* Begin Data for this task *

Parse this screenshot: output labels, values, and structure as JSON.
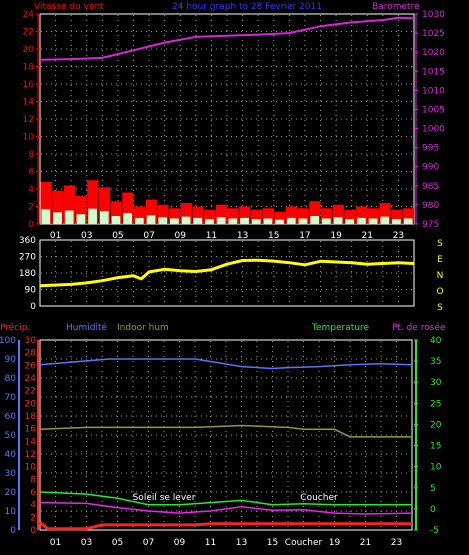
{
  "colors": {
    "background": "#000000",
    "axis": "#ffffff",
    "grid": "#9a9a9a",
    "wind_label": "#ff0000",
    "title": "#3333ff",
    "barometer": "#dd22dd",
    "wind_direction": "#ffff00",
    "precip": "#ff2020",
    "humidity": "#5577ff",
    "indoor_hum": "#999933",
    "temperature": "#22ee22",
    "dewpoint": "#ee22ee"
  },
  "chart_data": [
    {
      "id": "wind-baro",
      "type": "area",
      "title": "24 hour graph to  28 Fevrier 2011",
      "left_axis_label": "Vitesse du vent",
      "right_axis_label": "Barometre",
      "left_ticks": [
        "24",
        "22",
        "20",
        "18",
        "16",
        "14",
        "12",
        "10",
        "8",
        "6",
        "4",
        "2",
        "0"
      ],
      "left_range": [
        0,
        24
      ],
      "right_ticks": [
        "1030",
        "1025",
        "1020",
        "1015",
        "1010",
        "1005",
        "1000",
        "995",
        "990",
        "985",
        "980",
        "975"
      ],
      "right_range": [
        975,
        1030
      ],
      "x_ticks": [
        "01",
        "03",
        "05",
        "07",
        "09",
        "11",
        "13",
        "15",
        "17",
        "19",
        "21",
        "23"
      ],
      "series": [
        {
          "name": "Barometre",
          "axis": "right",
          "color": "#dd22dd",
          "points": [
            [
              0,
              1018
            ],
            [
              2,
              1018.2
            ],
            [
              4,
              1018.5
            ],
            [
              6,
              1020.5
            ],
            [
              8,
              1022.5
            ],
            [
              10,
              1024
            ],
            [
              12,
              1024.3
            ],
            [
              14,
              1024.6
            ],
            [
              16,
              1025
            ],
            [
              18,
              1026.8
            ],
            [
              20,
              1027.8
            ],
            [
              22,
              1028.4
            ],
            [
              23,
              1029
            ],
            [
              24,
              1028.9
            ]
          ]
        },
        {
          "name": "Vitesse du vent",
          "axis": "left",
          "color": "#ff0000",
          "values": [
            4.8,
            3.8,
            4.4,
            3.2,
            5.0,
            4.2,
            2.6,
            3.6,
            2.0,
            2.8,
            2.2,
            1.8,
            2.4,
            2.0,
            1.6,
            2.2,
            1.8,
            2.0,
            1.6,
            1.8,
            1.4,
            2.0,
            1.8,
            2.6,
            1.8,
            2.2,
            1.6,
            2.0,
            1.8,
            2.4,
            1.6,
            1.8
          ]
        }
      ]
    },
    {
      "id": "wind-direction",
      "type": "line",
      "left_ticks": [
        "360",
        "270",
        "180",
        "90",
        "0"
      ],
      "left_range": [
        0,
        360
      ],
      "right_letters": [
        "S",
        "E",
        "N",
        "O",
        "S"
      ],
      "x_ticks": [
        "01",
        "03",
        "05",
        "07",
        "09",
        "11",
        "13",
        "15",
        "17",
        "19",
        "21",
        "23"
      ],
      "series": [
        {
          "name": "Direction",
          "color": "#ffff00",
          "points": [
            [
              0,
              110
            ],
            [
              2,
              118
            ],
            [
              3,
              126
            ],
            [
              4,
              138
            ],
            [
              5,
              155
            ],
            [
              6,
              165
            ],
            [
              6.5,
              148
            ],
            [
              7,
              186
            ],
            [
              8,
              200
            ],
            [
              9,
              192
            ],
            [
              10,
              188
            ],
            [
              11,
              198
            ],
            [
              12,
              228
            ],
            [
              13,
              248
            ],
            [
              14,
              250
            ],
            [
              15,
              245
            ],
            [
              16,
              236
            ],
            [
              17,
              225
            ],
            [
              18,
              244
            ],
            [
              19,
              240
            ],
            [
              20,
              236
            ],
            [
              21,
              228
            ],
            [
              22,
              232
            ],
            [
              23,
              236
            ],
            [
              24,
              232
            ]
          ]
        }
      ]
    },
    {
      "id": "humidity-temp",
      "type": "line",
      "labels": {
        "precip": "Précip.",
        "humidity": "Humidité",
        "indoor_hum": "Indoor hum",
        "temperature": "Temperature",
        "dewpoint": "Pt. de rosée"
      },
      "humidity_ticks": [
        "100",
        "90",
        "80",
        "70",
        "60",
        "50",
        "40",
        "30",
        "20",
        "10",
        "0"
      ],
      "humidity_range": [
        0,
        100
      ],
      "precip_ticks": [
        "30",
        "28",
        "26",
        "24",
        "22",
        "20",
        "18",
        "16",
        "14",
        "12",
        "10",
        "8",
        "6",
        "4",
        "2",
        "0"
      ],
      "precip_range": [
        0,
        30
      ],
      "temp_ticks": [
        "40",
        "35",
        "30",
        "25",
        "20",
        "15",
        "10",
        "5",
        "0",
        "-5"
      ],
      "temp_range": [
        -5,
        40
      ],
      "x_ticks": [
        "01",
        "03",
        "05",
        "07",
        "09",
        "11",
        "13",
        "15",
        "Coucher",
        "19",
        "21",
        "23"
      ],
      "annotations": [
        {
          "text": "Soleil se lever",
          "x": 8
        },
        {
          "text": "Coucher",
          "x": 18
        }
      ],
      "series": [
        {
          "name": "Humidité",
          "axis": "humidity",
          "color": "#5577ff",
          "points": [
            [
              0,
              87
            ],
            [
              3,
              89
            ],
            [
              4.5,
              90
            ],
            [
              10,
              90
            ],
            [
              11.5,
              88
            ],
            [
              13,
              86
            ],
            [
              15,
              85
            ],
            [
              16,
              85.5
            ],
            [
              18,
              86
            ],
            [
              20,
              87
            ],
            [
              22,
              87.5
            ],
            [
              24,
              87
            ]
          ]
        },
        {
          "name": "Indoor hum",
          "axis": "humidity",
          "color": "#999933",
          "points": [
            [
              0,
              53
            ],
            [
              3,
              54
            ],
            [
              5,
              54
            ],
            [
              10,
              54
            ],
            [
              13,
              55
            ],
            [
              16,
              54
            ],
            [
              17,
              53
            ],
            [
              18,
              53
            ],
            [
              19,
              53
            ],
            [
              20,
              49
            ],
            [
              22,
              49
            ],
            [
              24,
              49
            ]
          ]
        },
        {
          "name": "Temperature",
          "axis": "temp",
          "color": "#22ee22",
          "points": [
            [
              0,
              4
            ],
            [
              3,
              3.5
            ],
            [
              5,
              2.5
            ],
            [
              7,
              1
            ],
            [
              9,
              1
            ],
            [
              11,
              1.5
            ],
            [
              13,
              2
            ],
            [
              15,
              1
            ],
            [
              17,
              1.2
            ],
            [
              19,
              1
            ],
            [
              21,
              1
            ],
            [
              24,
              1
            ]
          ]
        },
        {
          "name": "Pt. de rosée",
          "axis": "temp",
          "color": "#ee22ee",
          "points": [
            [
              0,
              1.5
            ],
            [
              3,
              1.3
            ],
            [
              5,
              0.3
            ],
            [
              7,
              -0.5
            ],
            [
              9,
              -1
            ],
            [
              11,
              -0.5
            ],
            [
              13,
              0.5
            ],
            [
              15,
              -0.3
            ],
            [
              17,
              -0.2
            ],
            [
              19,
              -1
            ],
            [
              21,
              -1.2
            ],
            [
              24,
              -1
            ]
          ]
        },
        {
          "name": "Précip.",
          "axis": "precip",
          "color": "#ff2020",
          "points": [
            [
              0,
              1.2
            ],
            [
              0.5,
              0.2
            ],
            [
              3,
              0.2
            ],
            [
              4,
              0.8
            ],
            [
              10,
              0.8
            ],
            [
              11,
              1.0
            ],
            [
              24,
              1.0
            ]
          ]
        }
      ]
    }
  ]
}
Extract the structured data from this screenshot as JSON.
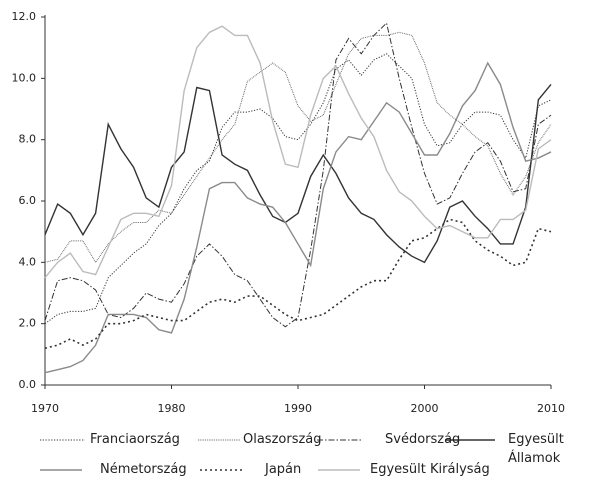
{
  "chart_data": {
    "type": "line",
    "x": [
      1970,
      1971,
      1972,
      1973,
      1974,
      1975,
      1976,
      1977,
      1978,
      1979,
      1980,
      1981,
      1982,
      1983,
      1984,
      1985,
      1986,
      1987,
      1988,
      1989,
      1990,
      1991,
      1992,
      1993,
      1994,
      1995,
      1996,
      1997,
      1998,
      1999,
      2000,
      2001,
      2002,
      2003,
      2004,
      2005,
      2006,
      2007,
      2008,
      2009,
      2010
    ],
    "xlim": [
      1970,
      2010
    ],
    "xticks": [
      1970,
      1980,
      1990,
      2000,
      2010
    ],
    "ylim": [
      0,
      12
    ],
    "yticks": [
      {
        "value": 0,
        "label": "0.0"
      },
      {
        "value": 2,
        "label": "2.0"
      },
      {
        "value": 4,
        "label": "4.0"
      },
      {
        "value": 6,
        "label": "6.0"
      },
      {
        "value": 8,
        "label": "8.0"
      },
      {
        "value": 10,
        "label": "10.0"
      },
      {
        "value": 12,
        "label": "12.0"
      }
    ],
    "series": [
      {
        "name": "Franciaország",
        "color": "#333333",
        "line_style": "dotted",
        "values": [
          2.0,
          2.3,
          2.4,
          2.4,
          2.5,
          3.5,
          3.9,
          4.3,
          4.6,
          5.2,
          5.6,
          6.4,
          7.0,
          7.3,
          8.4,
          8.9,
          8.9,
          9.0,
          8.7,
          8.1,
          8.0,
          8.5,
          9.2,
          10.3,
          10.6,
          10.1,
          10.6,
          10.8,
          10.4,
          10.0,
          8.5,
          7.8,
          7.9,
          8.5,
          8.9,
          8.9,
          8.8,
          8.0,
          7.4,
          9.1,
          9.3
        ]
      },
      {
        "name": "Olaszország",
        "color": "#555555",
        "line_style": "dense-dotted",
        "values": [
          4.0,
          4.1,
          4.7,
          4.7,
          4.0,
          4.6,
          5.0,
          5.3,
          5.3,
          5.7,
          5.6,
          6.2,
          6.8,
          7.4,
          8.0,
          8.5,
          9.9,
          10.2,
          10.5,
          10.2,
          9.1,
          8.6,
          8.8,
          9.8,
          10.8,
          11.3,
          11.4,
          11.4,
          11.5,
          11.4,
          10.5,
          9.2,
          8.8,
          8.5,
          8.1,
          7.8,
          6.9,
          6.2,
          6.8,
          7.9,
          8.5
        ]
      },
      {
        "name": "Svédország",
        "color": "#333333",
        "line_style": "dash-dot",
        "values": [
          2.1,
          3.4,
          3.5,
          3.4,
          3.1,
          2.3,
          2.2,
          2.5,
          3.0,
          2.8,
          2.7,
          3.3,
          4.2,
          4.6,
          4.2,
          3.6,
          3.4,
          2.8,
          2.2,
          1.9,
          2.2,
          4.4,
          7.0,
          10.6,
          11.3,
          10.8,
          11.4,
          11.8,
          10.0,
          8.4,
          6.9,
          5.9,
          6.1,
          6.9,
          7.6,
          7.9,
          7.3,
          6.3,
          6.4,
          8.5,
          8.8
        ]
      },
      {
        "name": "Egyesült Államok",
        "color": "#333333",
        "line_style": "solid",
        "values": [
          4.9,
          5.9,
          5.6,
          4.9,
          5.6,
          8.5,
          7.7,
          7.1,
          6.1,
          5.8,
          7.1,
          7.6,
          9.7,
          9.6,
          7.5,
          7.2,
          7.0,
          6.2,
          5.5,
          5.3,
          5.6,
          6.8,
          7.5,
          6.9,
          6.1,
          5.6,
          5.4,
          4.9,
          4.5,
          4.2,
          4.0,
          4.7,
          5.8,
          6.0,
          5.5,
          5.1,
          4.6,
          4.6,
          5.8,
          9.3,
          9.8
        ]
      },
      {
        "name": "Németország",
        "color": "#8a8a8a",
        "line_style": "solid",
        "values": [
          0.4,
          0.5,
          0.6,
          0.8,
          1.3,
          2.3,
          2.3,
          2.3,
          2.2,
          1.8,
          1.7,
          2.8,
          4.5,
          6.4,
          6.6,
          6.6,
          6.1,
          5.9,
          5.8,
          5.3,
          4.6,
          3.9,
          6.4,
          7.6,
          8.1,
          8.0,
          8.6,
          9.2,
          8.9,
          8.2,
          7.5,
          7.5,
          8.2,
          9.1,
          9.6,
          10.5,
          9.8,
          8.4,
          7.3,
          7.4,
          7.6
        ]
      },
      {
        "name": "Japán",
        "color": "#333333",
        "line_style": "coarse-dotted",
        "values": [
          1.2,
          1.3,
          1.5,
          1.3,
          1.5,
          2.0,
          2.0,
          2.1,
          2.3,
          2.2,
          2.1,
          2.1,
          2.4,
          2.7,
          2.8,
          2.7,
          2.9,
          2.9,
          2.6,
          2.3,
          2.1,
          2.2,
          2.3,
          2.6,
          2.9,
          3.2,
          3.4,
          3.4,
          4.1,
          4.7,
          4.8,
          5.1,
          5.4,
          5.3,
          4.7,
          4.4,
          4.2,
          3.9,
          4.0,
          5.1,
          5.0
        ]
      },
      {
        "name": "Egyesült Királyság",
        "color": "#bbbbbb",
        "line_style": "solid",
        "values": [
          3.5,
          4.0,
          4.3,
          3.7,
          3.6,
          4.5,
          5.4,
          5.6,
          5.6,
          5.5,
          6.5,
          9.6,
          11.0,
          11.5,
          11.7,
          11.4,
          11.4,
          10.5,
          8.6,
          7.2,
          7.1,
          8.8,
          10.0,
          10.4,
          9.5,
          8.7,
          8.1,
          7.0,
          6.3,
          6.0,
          5.5,
          5.1,
          5.2,
          5.0,
          4.8,
          4.8,
          5.4,
          5.4,
          5.7,
          7.7,
          8.0
        ]
      }
    ]
  }
}
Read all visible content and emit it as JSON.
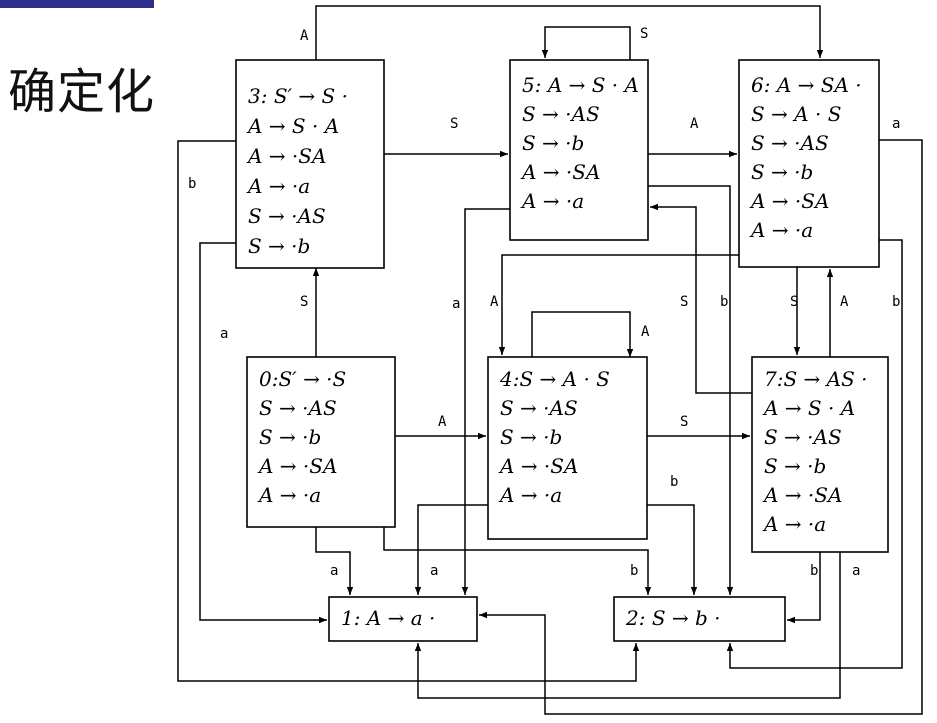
{
  "slide": {
    "title": "确定化",
    "accent_color": "#2e2f8c"
  },
  "diagram": {
    "states": [
      {
        "id": "0",
        "items": [
          "0:S′ → ·S",
          "S → ·AS",
          "S → ·b",
          "A → ·SA",
          "A → ·a"
        ]
      },
      {
        "id": "1",
        "items": [
          "1: A  →  a ·"
        ]
      },
      {
        "id": "2",
        "items": [
          "2: S  →  b ·"
        ]
      },
      {
        "id": "3",
        "items": [
          "3: S′ → S ·",
          "A → S · A",
          "A → ·SA",
          "A → ·a",
          "S → ·AS",
          "S → ·b"
        ]
      },
      {
        "id": "4",
        "items": [
          "4:S → A · S",
          "S → ·AS",
          "S → ·b",
          "A → ·SA",
          "A → ·a"
        ]
      },
      {
        "id": "5",
        "items": [
          "5: A → S · A",
          "S → ·AS",
          "S → ·b",
          "A → ·SA",
          "A → ·a"
        ]
      },
      {
        "id": "6",
        "items": [
          "6: A → SA ·",
          "S → A · S",
          "S → ·AS",
          "S → ·b",
          "A → ·SA",
          "A → ·a"
        ]
      },
      {
        "id": "7",
        "items": [
          "7:S → AS ·",
          "A → S · A",
          "S → ·AS",
          "S → ·b",
          "A → ·SA",
          "A → ·a"
        ]
      }
    ],
    "transitions": [
      {
        "from": "0",
        "to": "3",
        "symbol": "S"
      },
      {
        "from": "0",
        "to": "4",
        "symbol": "A"
      },
      {
        "from": "0",
        "to": "1",
        "symbol": "a"
      },
      {
        "from": "0",
        "to": "2",
        "symbol": "b"
      },
      {
        "from": "3",
        "to": "5",
        "symbol": "S"
      },
      {
        "from": "3",
        "to": "6",
        "symbol": "A"
      },
      {
        "from": "3",
        "to": "1",
        "symbol": "a"
      },
      {
        "from": "3",
        "to": "2",
        "symbol": "b"
      },
      {
        "from": "4",
        "to": "4",
        "symbol": "A"
      },
      {
        "from": "4",
        "to": "7",
        "symbol": "S"
      },
      {
        "from": "4",
        "to": "1",
        "symbol": "a"
      },
      {
        "from": "4",
        "to": "2",
        "symbol": "b"
      },
      {
        "from": "5",
        "to": "5",
        "symbol": "S"
      },
      {
        "from": "5",
        "to": "6",
        "symbol": "A"
      },
      {
        "from": "5",
        "to": "1",
        "symbol": "a"
      },
      {
        "from": "5",
        "to": "2",
        "symbol": "b"
      },
      {
        "from": "6",
        "to": "7",
        "symbol": "S"
      },
      {
        "from": "6",
        "to": "4",
        "symbol": "A"
      },
      {
        "from": "6",
        "to": "1",
        "symbol": "a"
      },
      {
        "from": "6",
        "to": "2",
        "symbol": "b"
      },
      {
        "from": "7",
        "to": "6",
        "symbol": "A"
      },
      {
        "from": "7",
        "to": "5",
        "symbol": "S"
      },
      {
        "from": "7",
        "to": "1",
        "symbol": "a"
      },
      {
        "from": "7",
        "to": "2",
        "symbol": "b"
      }
    ]
  }
}
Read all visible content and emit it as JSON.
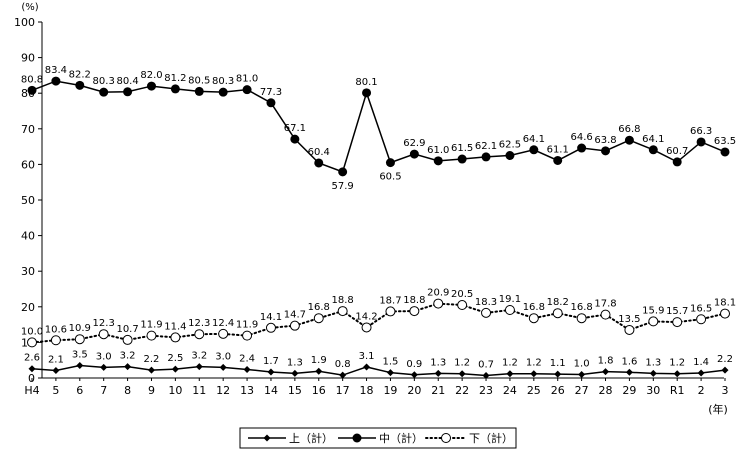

* End Data for this task *

• **Exercise objective**:
State the number of lines in the records that include "vent", and write nothing else.

• **Expected answer**:
2